> **Source records**:
···

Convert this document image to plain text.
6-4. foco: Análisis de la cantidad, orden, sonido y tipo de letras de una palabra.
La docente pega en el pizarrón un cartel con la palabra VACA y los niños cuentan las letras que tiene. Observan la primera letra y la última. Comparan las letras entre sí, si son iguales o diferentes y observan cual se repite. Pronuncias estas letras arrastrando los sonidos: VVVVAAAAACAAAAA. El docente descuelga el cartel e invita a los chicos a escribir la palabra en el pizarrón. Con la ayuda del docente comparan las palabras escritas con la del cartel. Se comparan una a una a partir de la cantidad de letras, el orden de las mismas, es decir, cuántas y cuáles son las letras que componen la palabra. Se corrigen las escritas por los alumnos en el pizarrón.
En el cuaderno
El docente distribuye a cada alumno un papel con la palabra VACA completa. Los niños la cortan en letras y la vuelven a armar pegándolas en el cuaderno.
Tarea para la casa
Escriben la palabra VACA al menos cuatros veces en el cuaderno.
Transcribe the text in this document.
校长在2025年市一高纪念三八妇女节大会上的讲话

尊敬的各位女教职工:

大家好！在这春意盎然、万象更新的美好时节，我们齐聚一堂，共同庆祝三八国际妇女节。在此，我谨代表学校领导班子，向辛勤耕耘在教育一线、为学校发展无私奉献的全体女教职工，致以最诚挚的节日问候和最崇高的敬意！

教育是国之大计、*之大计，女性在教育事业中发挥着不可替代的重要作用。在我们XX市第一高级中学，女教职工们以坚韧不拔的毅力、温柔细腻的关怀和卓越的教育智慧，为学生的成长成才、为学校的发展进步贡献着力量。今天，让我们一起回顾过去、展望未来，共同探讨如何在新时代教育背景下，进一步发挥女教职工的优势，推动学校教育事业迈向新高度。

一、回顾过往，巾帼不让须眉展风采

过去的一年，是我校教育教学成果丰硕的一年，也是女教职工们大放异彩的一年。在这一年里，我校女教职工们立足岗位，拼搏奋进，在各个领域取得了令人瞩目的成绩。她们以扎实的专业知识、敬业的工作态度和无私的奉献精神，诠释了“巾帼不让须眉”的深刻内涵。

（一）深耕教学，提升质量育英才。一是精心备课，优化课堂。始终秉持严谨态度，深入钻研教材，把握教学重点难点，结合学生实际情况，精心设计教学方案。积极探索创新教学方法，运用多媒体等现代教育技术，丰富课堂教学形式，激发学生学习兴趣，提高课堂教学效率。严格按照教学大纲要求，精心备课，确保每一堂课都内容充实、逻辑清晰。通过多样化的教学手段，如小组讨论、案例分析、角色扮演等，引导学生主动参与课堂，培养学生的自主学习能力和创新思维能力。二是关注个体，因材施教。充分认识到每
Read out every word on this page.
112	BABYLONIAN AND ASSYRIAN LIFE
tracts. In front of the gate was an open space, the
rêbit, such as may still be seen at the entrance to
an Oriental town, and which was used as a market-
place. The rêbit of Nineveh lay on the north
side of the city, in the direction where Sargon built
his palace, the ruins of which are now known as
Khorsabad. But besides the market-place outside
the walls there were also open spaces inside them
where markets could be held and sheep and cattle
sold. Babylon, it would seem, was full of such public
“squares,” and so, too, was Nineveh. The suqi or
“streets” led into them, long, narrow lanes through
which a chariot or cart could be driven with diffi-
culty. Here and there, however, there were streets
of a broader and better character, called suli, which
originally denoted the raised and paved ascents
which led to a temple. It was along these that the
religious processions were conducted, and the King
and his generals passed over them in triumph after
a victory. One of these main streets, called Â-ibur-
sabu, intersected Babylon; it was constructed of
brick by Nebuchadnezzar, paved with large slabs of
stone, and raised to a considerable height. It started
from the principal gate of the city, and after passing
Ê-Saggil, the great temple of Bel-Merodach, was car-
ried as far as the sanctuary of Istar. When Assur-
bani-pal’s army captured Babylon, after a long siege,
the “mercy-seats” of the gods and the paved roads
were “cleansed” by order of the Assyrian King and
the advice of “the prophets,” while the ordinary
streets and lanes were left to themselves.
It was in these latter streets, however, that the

···

> **Problem**: Your task is to collect every line above that contains the word "King".

> **Finished exercise**:
religious processions were conducted, and the King
were “cleansed” by order of the Assyrian King and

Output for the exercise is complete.